**STATED EXERCISE**. Check every line below for the word "Dicycloalkane" and show those that hold it.

>> START SUPPLIED INFORMATION

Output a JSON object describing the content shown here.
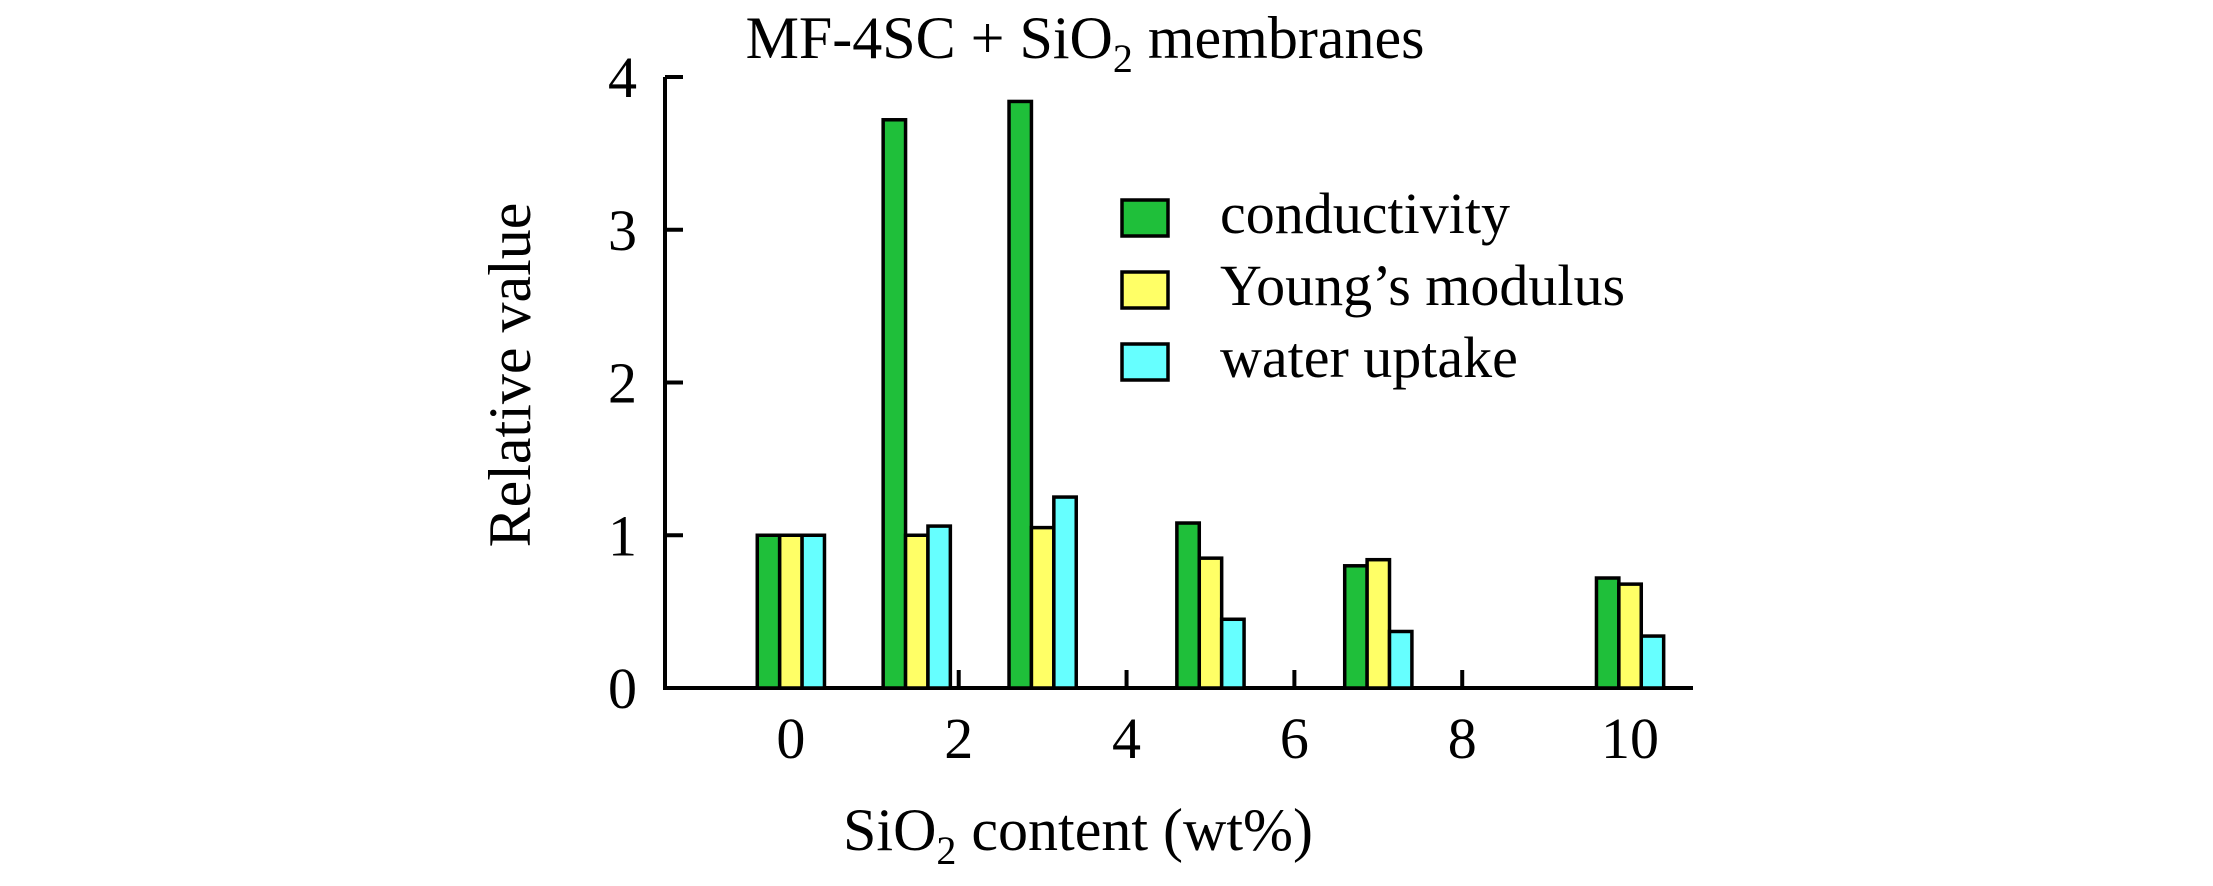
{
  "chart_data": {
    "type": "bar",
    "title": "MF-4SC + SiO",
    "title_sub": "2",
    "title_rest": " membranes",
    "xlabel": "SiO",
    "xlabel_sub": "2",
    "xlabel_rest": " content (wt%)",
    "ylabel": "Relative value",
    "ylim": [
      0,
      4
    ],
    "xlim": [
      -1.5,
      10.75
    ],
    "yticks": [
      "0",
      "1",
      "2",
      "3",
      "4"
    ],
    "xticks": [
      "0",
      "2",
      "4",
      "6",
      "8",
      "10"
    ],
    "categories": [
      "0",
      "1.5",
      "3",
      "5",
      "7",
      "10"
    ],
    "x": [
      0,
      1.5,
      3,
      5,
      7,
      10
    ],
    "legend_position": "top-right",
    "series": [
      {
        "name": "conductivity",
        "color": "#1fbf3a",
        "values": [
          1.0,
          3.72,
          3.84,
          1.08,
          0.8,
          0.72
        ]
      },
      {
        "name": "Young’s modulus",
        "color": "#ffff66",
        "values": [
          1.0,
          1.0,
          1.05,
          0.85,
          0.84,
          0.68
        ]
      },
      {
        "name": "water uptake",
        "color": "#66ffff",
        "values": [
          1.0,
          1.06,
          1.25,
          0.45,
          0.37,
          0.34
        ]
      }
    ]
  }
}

>> END SUPPLIED INFORMATION
>> START SUPPLIED INFORMATION

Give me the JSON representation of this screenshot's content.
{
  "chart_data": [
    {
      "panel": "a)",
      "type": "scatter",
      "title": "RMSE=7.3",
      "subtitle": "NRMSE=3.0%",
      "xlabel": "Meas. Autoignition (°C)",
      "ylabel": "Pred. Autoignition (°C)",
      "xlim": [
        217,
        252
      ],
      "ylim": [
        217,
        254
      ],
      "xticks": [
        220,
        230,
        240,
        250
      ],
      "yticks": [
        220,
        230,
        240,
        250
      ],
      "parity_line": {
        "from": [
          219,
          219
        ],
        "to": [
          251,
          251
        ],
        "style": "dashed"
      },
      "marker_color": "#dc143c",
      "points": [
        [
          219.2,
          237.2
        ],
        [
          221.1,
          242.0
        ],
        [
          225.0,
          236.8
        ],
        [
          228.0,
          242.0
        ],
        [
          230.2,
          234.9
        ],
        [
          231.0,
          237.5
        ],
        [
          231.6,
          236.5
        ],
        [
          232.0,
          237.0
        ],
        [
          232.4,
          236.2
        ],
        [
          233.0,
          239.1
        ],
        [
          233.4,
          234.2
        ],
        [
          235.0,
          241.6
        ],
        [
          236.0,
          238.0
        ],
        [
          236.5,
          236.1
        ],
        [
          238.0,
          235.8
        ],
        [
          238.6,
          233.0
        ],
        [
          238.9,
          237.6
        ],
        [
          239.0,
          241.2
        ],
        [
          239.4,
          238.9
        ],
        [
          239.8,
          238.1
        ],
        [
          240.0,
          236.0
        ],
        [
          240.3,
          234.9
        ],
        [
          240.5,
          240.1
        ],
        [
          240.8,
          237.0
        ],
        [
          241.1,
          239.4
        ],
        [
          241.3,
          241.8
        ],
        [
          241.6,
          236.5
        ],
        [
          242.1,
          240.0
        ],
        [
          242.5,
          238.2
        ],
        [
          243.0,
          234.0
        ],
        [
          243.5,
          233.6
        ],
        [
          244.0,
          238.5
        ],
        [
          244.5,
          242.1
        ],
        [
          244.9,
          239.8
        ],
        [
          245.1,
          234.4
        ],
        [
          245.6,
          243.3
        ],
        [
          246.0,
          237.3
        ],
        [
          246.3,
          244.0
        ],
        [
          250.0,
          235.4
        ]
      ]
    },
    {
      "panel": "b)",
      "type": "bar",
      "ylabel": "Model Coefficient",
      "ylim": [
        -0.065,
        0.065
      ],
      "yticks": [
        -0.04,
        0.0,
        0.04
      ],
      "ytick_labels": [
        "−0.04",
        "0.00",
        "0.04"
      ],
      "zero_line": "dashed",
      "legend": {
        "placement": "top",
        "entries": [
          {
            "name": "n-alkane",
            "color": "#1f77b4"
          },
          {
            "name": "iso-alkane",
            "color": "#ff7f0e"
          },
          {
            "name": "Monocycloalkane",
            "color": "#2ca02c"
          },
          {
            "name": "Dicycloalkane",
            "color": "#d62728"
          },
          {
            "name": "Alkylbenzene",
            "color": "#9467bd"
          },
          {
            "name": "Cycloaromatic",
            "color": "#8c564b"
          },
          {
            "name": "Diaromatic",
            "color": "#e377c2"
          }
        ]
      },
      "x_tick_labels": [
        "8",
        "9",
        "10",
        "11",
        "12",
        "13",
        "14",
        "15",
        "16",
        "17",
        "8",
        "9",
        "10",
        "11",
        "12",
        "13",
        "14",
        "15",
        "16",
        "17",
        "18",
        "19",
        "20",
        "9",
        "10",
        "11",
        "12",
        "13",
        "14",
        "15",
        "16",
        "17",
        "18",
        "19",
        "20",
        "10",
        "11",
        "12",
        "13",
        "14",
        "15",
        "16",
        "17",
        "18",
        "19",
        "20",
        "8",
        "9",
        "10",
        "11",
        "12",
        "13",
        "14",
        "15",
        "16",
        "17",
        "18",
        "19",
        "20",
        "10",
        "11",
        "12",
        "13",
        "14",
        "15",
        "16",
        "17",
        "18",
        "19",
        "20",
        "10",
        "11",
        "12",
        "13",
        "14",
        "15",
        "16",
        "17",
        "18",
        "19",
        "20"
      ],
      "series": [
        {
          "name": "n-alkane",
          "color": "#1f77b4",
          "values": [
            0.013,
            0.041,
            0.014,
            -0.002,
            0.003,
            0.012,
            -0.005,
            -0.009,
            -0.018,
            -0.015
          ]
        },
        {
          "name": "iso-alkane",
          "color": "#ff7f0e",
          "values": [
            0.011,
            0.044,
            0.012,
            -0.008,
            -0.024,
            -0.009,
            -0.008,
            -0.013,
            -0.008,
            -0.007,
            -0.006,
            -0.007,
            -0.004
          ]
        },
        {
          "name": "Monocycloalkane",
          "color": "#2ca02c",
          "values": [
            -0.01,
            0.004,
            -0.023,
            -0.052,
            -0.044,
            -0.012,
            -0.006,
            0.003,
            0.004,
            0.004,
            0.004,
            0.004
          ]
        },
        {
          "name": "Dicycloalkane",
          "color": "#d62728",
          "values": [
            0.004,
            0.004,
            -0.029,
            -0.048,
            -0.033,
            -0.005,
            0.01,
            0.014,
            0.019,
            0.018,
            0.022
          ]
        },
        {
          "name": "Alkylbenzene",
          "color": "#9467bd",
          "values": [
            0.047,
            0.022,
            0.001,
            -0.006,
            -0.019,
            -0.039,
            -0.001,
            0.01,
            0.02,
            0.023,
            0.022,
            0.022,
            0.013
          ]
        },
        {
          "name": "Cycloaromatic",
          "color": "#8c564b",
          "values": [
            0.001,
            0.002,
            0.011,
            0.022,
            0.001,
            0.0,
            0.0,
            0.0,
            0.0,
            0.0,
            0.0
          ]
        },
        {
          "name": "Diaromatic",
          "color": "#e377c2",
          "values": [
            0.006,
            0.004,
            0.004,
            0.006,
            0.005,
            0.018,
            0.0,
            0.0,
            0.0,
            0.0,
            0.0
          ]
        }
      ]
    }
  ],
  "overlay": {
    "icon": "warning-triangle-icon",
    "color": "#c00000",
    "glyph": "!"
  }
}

>> END SUPPLIED INFORMATION

**THE RESPONSE**.
            "name": "Dicycloalkane",
          "name": "Dicycloalkane",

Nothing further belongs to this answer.